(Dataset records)
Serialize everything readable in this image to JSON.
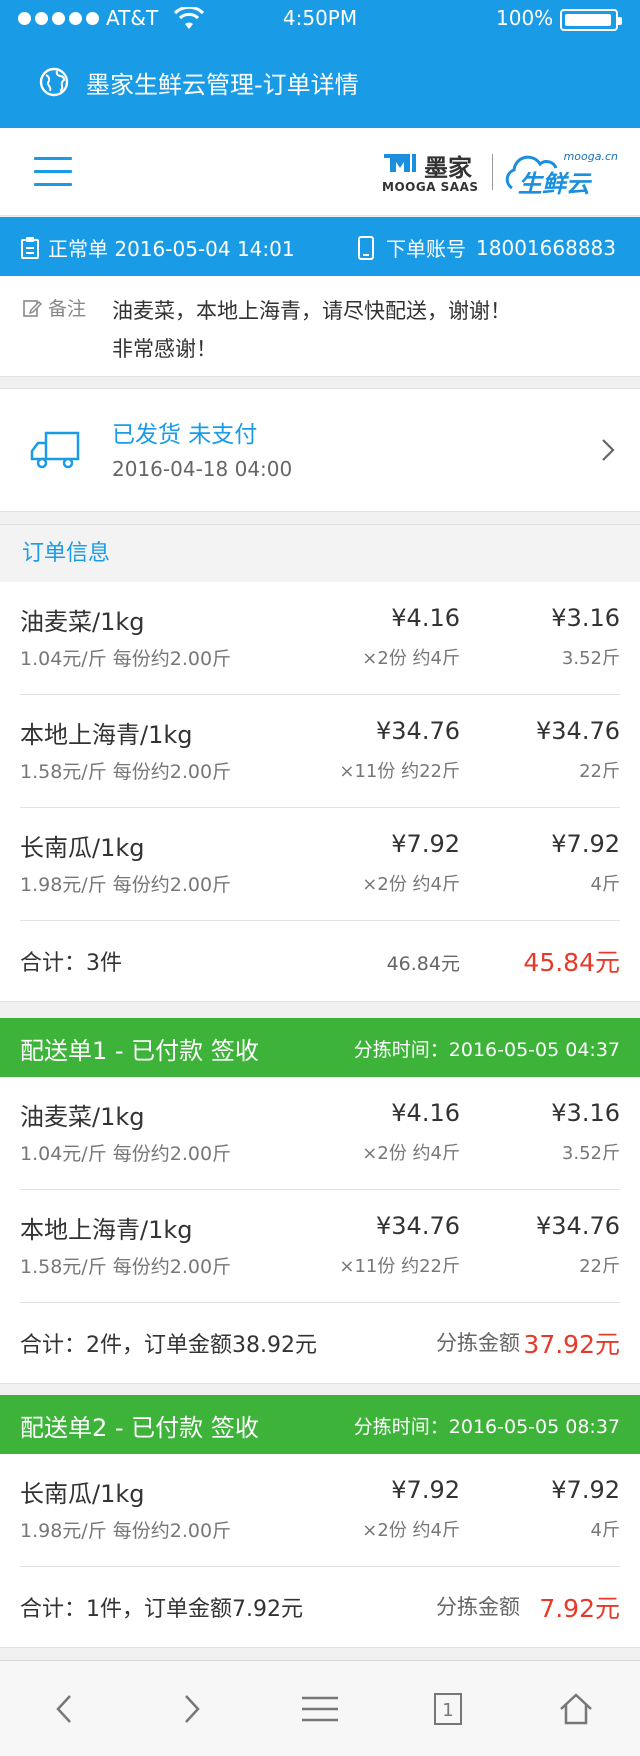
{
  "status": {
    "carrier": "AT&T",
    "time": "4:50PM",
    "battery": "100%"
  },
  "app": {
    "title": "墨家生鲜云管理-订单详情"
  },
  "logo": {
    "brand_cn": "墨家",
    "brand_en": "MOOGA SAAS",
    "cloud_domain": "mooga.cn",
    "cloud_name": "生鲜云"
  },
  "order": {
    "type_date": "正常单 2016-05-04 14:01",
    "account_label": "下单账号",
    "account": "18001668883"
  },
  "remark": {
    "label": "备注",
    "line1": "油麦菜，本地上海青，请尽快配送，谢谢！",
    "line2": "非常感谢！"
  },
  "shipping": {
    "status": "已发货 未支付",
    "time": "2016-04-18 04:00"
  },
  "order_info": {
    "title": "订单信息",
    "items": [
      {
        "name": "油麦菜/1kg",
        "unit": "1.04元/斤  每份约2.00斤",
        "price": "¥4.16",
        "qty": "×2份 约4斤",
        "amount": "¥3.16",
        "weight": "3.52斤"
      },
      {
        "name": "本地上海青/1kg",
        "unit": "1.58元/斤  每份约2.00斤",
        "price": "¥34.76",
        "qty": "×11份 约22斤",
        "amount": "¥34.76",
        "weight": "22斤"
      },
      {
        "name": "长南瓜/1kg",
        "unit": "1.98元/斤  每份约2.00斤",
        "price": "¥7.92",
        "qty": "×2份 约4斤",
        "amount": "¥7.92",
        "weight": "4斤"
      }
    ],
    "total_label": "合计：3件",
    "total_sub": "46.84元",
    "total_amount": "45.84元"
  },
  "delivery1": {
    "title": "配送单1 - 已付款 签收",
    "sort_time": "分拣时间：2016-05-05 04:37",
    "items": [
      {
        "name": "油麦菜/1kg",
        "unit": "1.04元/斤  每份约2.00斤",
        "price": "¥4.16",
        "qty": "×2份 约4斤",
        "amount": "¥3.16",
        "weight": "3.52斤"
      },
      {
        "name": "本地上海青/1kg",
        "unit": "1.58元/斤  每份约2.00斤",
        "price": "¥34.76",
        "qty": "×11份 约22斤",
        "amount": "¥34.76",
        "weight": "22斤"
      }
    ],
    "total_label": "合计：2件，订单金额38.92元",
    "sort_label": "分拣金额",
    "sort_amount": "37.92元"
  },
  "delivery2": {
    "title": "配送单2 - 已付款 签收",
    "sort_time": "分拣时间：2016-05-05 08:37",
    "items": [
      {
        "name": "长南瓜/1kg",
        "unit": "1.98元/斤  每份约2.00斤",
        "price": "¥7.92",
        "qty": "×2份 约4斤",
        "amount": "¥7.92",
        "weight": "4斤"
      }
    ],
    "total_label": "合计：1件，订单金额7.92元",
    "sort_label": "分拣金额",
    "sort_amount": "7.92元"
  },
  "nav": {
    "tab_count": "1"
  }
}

...

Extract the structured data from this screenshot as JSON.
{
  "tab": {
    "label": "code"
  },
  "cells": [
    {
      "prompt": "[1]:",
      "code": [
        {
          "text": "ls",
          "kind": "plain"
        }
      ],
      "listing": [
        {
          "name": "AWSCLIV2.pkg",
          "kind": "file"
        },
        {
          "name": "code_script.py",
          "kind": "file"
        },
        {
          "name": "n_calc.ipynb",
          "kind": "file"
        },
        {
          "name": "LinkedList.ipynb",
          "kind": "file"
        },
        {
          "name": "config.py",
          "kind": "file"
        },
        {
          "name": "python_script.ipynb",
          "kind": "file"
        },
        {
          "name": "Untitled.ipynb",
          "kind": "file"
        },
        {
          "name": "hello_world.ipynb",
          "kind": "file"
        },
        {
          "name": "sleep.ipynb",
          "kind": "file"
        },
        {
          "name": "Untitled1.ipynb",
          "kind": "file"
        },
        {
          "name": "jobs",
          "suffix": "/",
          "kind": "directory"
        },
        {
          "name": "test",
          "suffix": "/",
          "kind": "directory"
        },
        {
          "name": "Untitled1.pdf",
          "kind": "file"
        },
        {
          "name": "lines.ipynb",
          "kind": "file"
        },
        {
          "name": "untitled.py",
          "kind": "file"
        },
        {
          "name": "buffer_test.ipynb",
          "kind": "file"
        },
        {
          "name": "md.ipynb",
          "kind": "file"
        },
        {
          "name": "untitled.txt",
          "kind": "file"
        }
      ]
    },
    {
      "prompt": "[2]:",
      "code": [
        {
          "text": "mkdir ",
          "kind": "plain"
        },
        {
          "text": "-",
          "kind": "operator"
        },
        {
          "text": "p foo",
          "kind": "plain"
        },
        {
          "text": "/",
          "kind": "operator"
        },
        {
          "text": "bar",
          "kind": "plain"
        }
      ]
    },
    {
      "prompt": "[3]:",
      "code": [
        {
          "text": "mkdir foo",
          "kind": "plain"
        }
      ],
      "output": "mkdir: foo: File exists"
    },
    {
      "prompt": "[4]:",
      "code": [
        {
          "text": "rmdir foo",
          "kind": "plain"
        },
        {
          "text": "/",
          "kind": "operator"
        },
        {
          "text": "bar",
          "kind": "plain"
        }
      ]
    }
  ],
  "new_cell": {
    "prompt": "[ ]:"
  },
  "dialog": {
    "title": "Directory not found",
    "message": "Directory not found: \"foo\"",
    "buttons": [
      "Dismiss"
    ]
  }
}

:: Task statement ::
Each line containing the word "分拣时间" counts once; report the total alone.

:: Response ::
2